▸ INPUT FOR THIS TASK
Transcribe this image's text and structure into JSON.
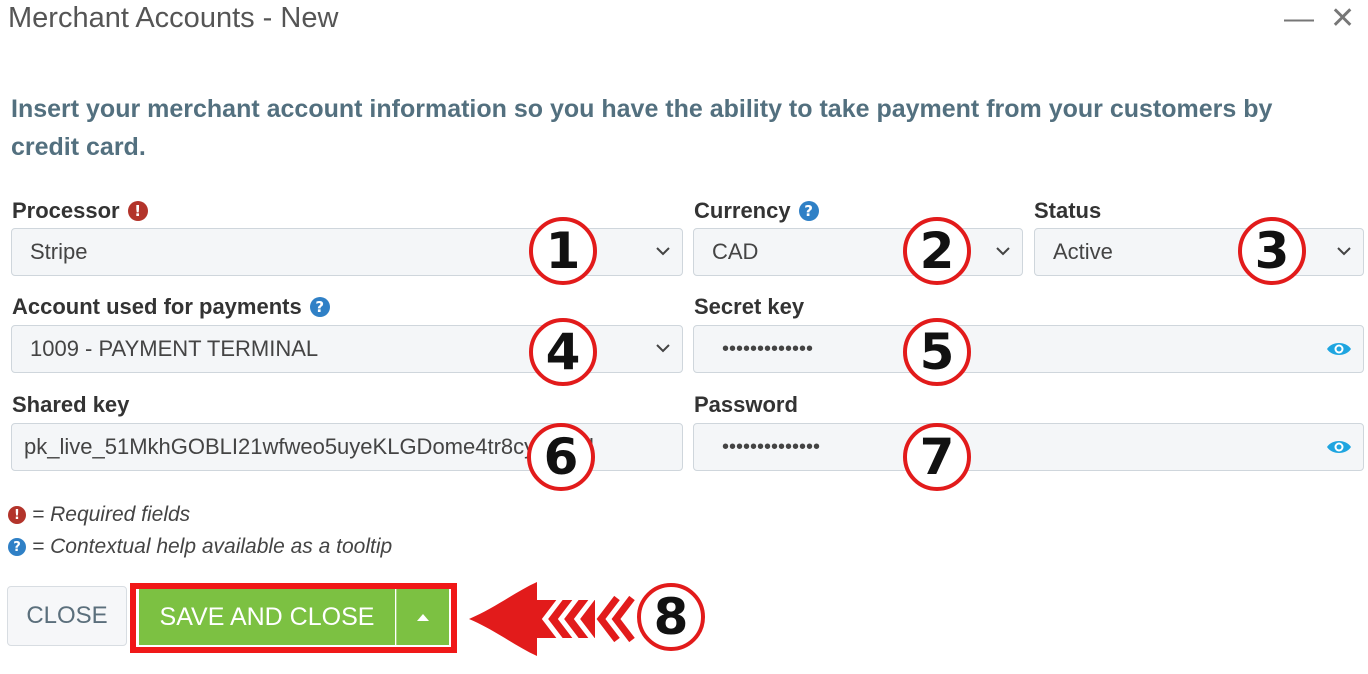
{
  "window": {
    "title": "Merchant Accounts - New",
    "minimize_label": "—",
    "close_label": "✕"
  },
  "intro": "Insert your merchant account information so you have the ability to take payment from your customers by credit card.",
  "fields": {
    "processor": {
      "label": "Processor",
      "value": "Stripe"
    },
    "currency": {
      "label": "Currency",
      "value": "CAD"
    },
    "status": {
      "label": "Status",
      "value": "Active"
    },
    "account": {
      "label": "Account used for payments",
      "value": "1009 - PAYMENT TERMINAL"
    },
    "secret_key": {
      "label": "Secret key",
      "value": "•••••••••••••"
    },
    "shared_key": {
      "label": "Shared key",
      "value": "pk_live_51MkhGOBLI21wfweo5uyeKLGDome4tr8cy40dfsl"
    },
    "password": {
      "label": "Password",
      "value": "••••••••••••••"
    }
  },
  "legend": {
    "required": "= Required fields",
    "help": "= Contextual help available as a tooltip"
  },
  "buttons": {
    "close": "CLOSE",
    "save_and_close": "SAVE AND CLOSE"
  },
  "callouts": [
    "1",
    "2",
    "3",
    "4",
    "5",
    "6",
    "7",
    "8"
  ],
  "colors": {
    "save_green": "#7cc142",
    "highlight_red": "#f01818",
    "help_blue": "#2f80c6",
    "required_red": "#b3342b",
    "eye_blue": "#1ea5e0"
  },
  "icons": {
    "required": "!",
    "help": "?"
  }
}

---

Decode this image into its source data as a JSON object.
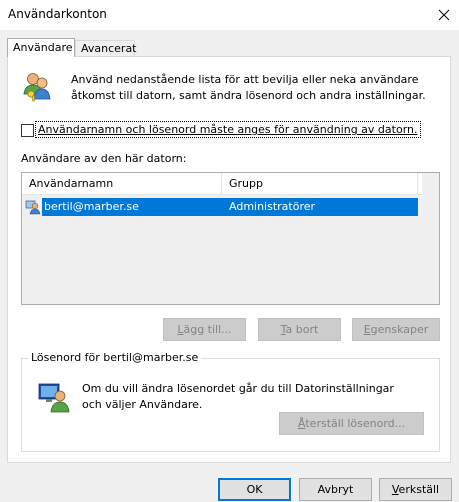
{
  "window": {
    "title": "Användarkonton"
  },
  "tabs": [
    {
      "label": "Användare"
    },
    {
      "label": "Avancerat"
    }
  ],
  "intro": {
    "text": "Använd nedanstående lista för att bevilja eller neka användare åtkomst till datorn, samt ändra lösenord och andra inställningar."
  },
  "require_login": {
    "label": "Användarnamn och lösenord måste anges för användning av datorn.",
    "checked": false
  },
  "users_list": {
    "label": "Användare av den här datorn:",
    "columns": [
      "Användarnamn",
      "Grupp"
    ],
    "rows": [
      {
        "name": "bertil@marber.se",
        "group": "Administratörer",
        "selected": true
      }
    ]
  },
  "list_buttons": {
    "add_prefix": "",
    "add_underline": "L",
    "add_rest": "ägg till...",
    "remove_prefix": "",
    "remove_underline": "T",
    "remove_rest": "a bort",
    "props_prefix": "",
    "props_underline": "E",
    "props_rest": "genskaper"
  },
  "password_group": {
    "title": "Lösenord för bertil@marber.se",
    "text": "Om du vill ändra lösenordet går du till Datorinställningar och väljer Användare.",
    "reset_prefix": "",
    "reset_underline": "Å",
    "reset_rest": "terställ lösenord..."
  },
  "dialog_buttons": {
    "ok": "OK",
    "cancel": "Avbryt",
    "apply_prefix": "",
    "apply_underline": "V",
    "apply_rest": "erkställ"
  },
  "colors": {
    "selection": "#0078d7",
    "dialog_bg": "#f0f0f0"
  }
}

▸ SET TASK
Lines containing the string "title" are to be selected and copied.

▸ CORRECT RESPONSE
    "title": "Merchant Accounts - New",
    "title": "Användarkonton"
    "title": "Lösenord för bertil@marber.se",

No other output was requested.